• [Problem to solve] Copy all the entries below exactly, but not the pictures.
--- Begin Provided data ---
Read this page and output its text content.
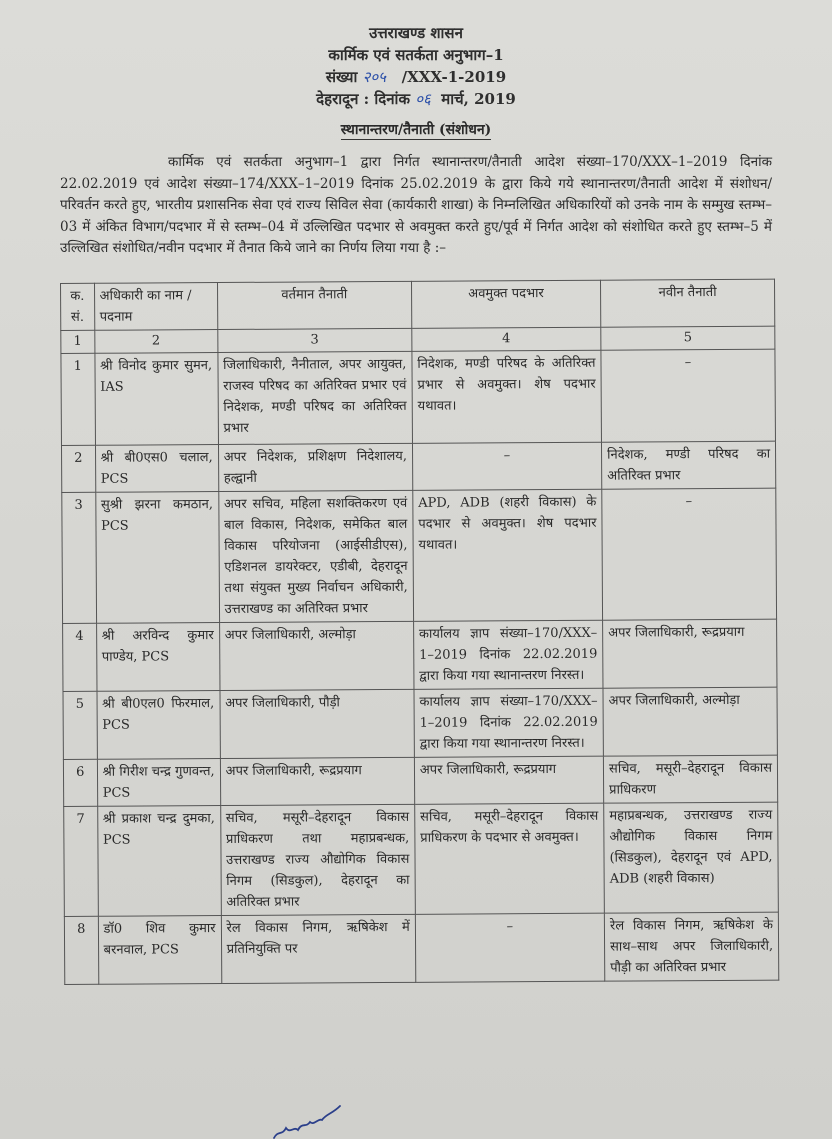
उत्तराखण्ड शासन
कार्मिक एवं सतर्कता अनुभाग–1
संख्या २०५ /XXX-1-2019
देहरादून : दिनांक ०६ मार्च, 2019
स्थानान्तरण/तैनाती (संशोधन)
कार्मिक एवं सतर्कता अनुभाग–1 द्वारा निर्गत स्थानान्तरण/तैनाती आदेश संख्या–170/XXX–1–2019 दिनांक 22.02.2019 एवं आदेश संख्या–174/XXX–1–2019 दिनांक 25.02.2019 के द्वारा किये गये स्थानान्तरण/तैनाती आदेश में संशोधन/परिवर्तन करते हुए, भारतीय प्रशासनिक सेवा एवं राज्य सिविल सेवा (कार्यकारी शाखा) के निम्नलिखित अधिकारियों को उनके नाम के सम्मुख स्तम्भ–03 में अंकित विभाग/पदभार में से स्तम्भ–04 में उल्लिखित पदभार से अवमुक्त करते हुए/पूर्व में निर्गत आदेश को संशोधित करते हुए स्तम्भ–5 में उल्लिखित संशोधित/नवीन पदभार में तैनात किये जाने का निर्णय लिया गया है :–
क. सं.	अधिकारी का नाम /पदनाम	वर्तमान तैनाती	अवमुक्त पदभार	नवीन तैनाती
1	2	3	4	5
1	श्री विनोद कुमार सुमन, IAS	जिलाधिकारी, नैनीताल, अपर आयुक्त, राजस्व परिषद का अतिरिक्त प्रभार एवं निदेशक, मण्डी परिषद का अतिरिक्त प्रभार	निदेशक, मण्डी परिषद के अतिरिक्त प्रभार से अवमुक्त। शेष पदभार यथावत।	–
2	श्री बी0एस0 चलाल, PCS	अपर निदेशक, प्रशिक्षण निदेशालय, हल्द्वानी	–	निदेशक, मण्डी परिषद का अतिरिक्त प्रभार
3	सुश्री झरना कमठान, PCS	अपर सचिव, महिला सशक्तिकरण एवं बाल विकास, निदेशक, समेकित बाल विकास परियोजना (आईसीडीएस), एडिशनल डायरेक्टर, एडीबी, देहरादून तथा संयुक्त मुख्य निर्वाचन अधिकारी, उत्तराखण्ड का अतिरिक्त प्रभार	APD, ADB (शहरी विकास) के पदभार से अवमुक्त। शेष पदभार यथावत।	–
4	श्री अरविन्द कुमार पाण्डेय, PCS	अपर जिलाधिकारी, अल्मोड़ा	कार्यालय ज्ञाप संख्या–170/XXX–1–2019 दिनांक 22.02.2019 द्वारा किया गया स्थानान्तरण निरस्त।	अपर जिलाधिकारी, रूद्रप्रयाग
5	श्री बी0एल0 फिरमाल, PCS	अपर जिलाधिकारी, पौड़ी	कार्यालय ज्ञाप संख्या–170/XXX–1–2019 दिनांक 22.02.2019 द्वारा किया गया स्थानान्तरण निरस्त।	अपर जिलाधिकारी, अल्मोड़ा
6	श्री गिरीश चन्द्र गुणवन्त, PCS	अपर जिलाधिकारी, रूद्रप्रयाग	अपर जिलाधिकारी, रूद्रप्रयाग	सचिव, मसूरी–देहरादून विकास प्राधिकरण
7	श्री प्रकाश चन्द्र दुमका, PCS	सचिव, मसूरी–देहरादून विकास प्राधिकरण तथा महाप्रबन्धक, उत्तराखण्ड राज्य औद्योगिक विकास निगम (सिडकुल), देहरादून का अतिरिक्त प्रभार	सचिव, मसूरी–देहरादून विकास प्राधिकरण के पदभार से अवमुक्त।	महाप्रबन्धक, उत्तराखण्ड राज्य औद्योगिक विकास निगम (सिडकुल), देहरादून एवं APD, ADB (शहरी विकास)
8	डॉ0 शिव कुमार बरनवाल, PCS	रेल विकास निगम, ऋषिकेश में प्रतिनियुक्ति पर	–	रेल विकास निगम, ऋषिकेश के साथ–साथ अपर जिलाधिकारी, पौड़ी का अतिरिक्त प्रभार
--- End Provided data ---
• [Task response]
Read this page and output its text content.
उत्तराखण्ड शासन
कार्मिक एवं सतर्कता अनुभाग–1
संख्या २०५ /XXX-1-2019
देहरादून : दिनांक ०६ मार्च, 2019
स्थानान्तरण/तैनाती (संशोधन)
कार्मिक एवं सतर्कता अनुभाग–1 द्वारा निर्गत स्थानान्तरण/तैनाती आदेश संख्या–170/XXX–1–2019 दिनांक 22.02.2019 एवं आदेश संख्या–174/XXX–1–2019 दिनांक 25.02.2019 के द्वारा किये गये स्थानान्तरण/तैनाती आदेश में संशोधन/परिवर्तन करते हुए, भारतीय प्रशासनिक सेवा एवं राज्य सिविल सेवा (कार्यकारी शाखा) के निम्नलिखित अधिकारियों को उनके नाम के सम्मुख स्तम्भ–03 में अंकित विभाग/पदभार में से स्तम्भ–04 में उल्लिखित पदभार से अवमुक्त करते हुए/पूर्व में निर्गत आदेश को संशोधित करते हुए स्तम्भ–5 में उल्लिखित संशोधित/नवीन पदभार में तैनात किये जाने का निर्णय लिया गया है :–
क. सं.	अधिकारी का नाम /पदनाम	वर्तमान तैनाती	अवमुक्त पदभार	नवीन तैनाती
1	2	3	4	5
1	श्री विनोद कुमार सुमन, IAS	जिलाधिकारी, नैनीताल, अपर आयुक्त, राजस्व परिषद का अतिरिक्त प्रभार एवं निदेशक, मण्डी परिषद का अतिरिक्त प्रभार	निदेशक, मण्डी परिषद के अतिरिक्त प्रभार से अवमुक्त। शेष पदभार यथावत।	–
2	श्री बी0एस0 चलाल, PCS	अपर निदेशक, प्रशिक्षण निदेशालय, हल्द्वानी	–	निदेशक, मण्डी परिषद का अतिरिक्त प्रभार
3	सुश्री झरना कमठान, PCS	अपर सचिव, महिला सशक्तिकरण एवं बाल विकास, निदेशक, समेकित बाल विकास परियोजना (आईसीडीएस), एडिशनल डायरेक्टर, एडीबी, देहरादून तथा संयुक्त मुख्य निर्वाचन अधिकारी, उत्तराखण्ड का अतिरिक्त प्रभार	APD, ADB (शहरी विकास) के पदभार से अवमुक्त। शेष पदभार यथावत।	–
4	श्री अरविन्द कुमार पाण्डेय, PCS	अपर जिलाधिकारी, अल्मोड़ा	कार्यालय ज्ञाप संख्या–170/XXX–1–2019 दिनांक 22.02.2019 द्वारा किया गया स्थानान्तरण निरस्त।	अपर जिलाधिकारी, रूद्रप्रयाग
5	श्री बी0एल0 फिरमाल, PCS	अपर जिलाधिकारी, पौड़ी	कार्यालय ज्ञाप संख्या–170/XXX–1–2019 दिनांक 22.02.2019 द्वारा किया गया स्थानान्तरण निरस्त।	अपर जिलाधिकारी, अल्मोड़ा
6	श्री गिरीश चन्द्र गुणवन्त, PCS	अपर जिलाधिकारी, रूद्रप्रयाग	अपर जिलाधिकारी, रूद्रप्रयाग	सचिव, मसूरी–देहरादून विकास प्राधिकरण
7	श्री प्रकाश चन्द्र दुमका, PCS	सचिव, मसूरी–देहरादून विकास प्राधिकरण तथा महाप्रबन्धक, उत्तराखण्ड राज्य औद्योगिक विकास निगम (सिडकुल), देहरादून का अतिरिक्त प्रभार	सचिव, मसूरी–देहरादून विकास प्राधिकरण के पदभार से अवमुक्त।	महाप्रबन्धक, उत्तराखण्ड राज्य औद्योगिक विकास निगम (सिडकुल), देहरादून एवं APD, ADB (शहरी विकास)
8	डॉ0 शिव कुमार बरनवाल, PCS	रेल विकास निगम, ऋषिकेश में प्रतिनियुक्ति पर	–	रेल विकास निगम, ऋषिकेश के साथ–साथ अपर जिलाधिकारी, पौड़ी का अतिरिक्त प्रभार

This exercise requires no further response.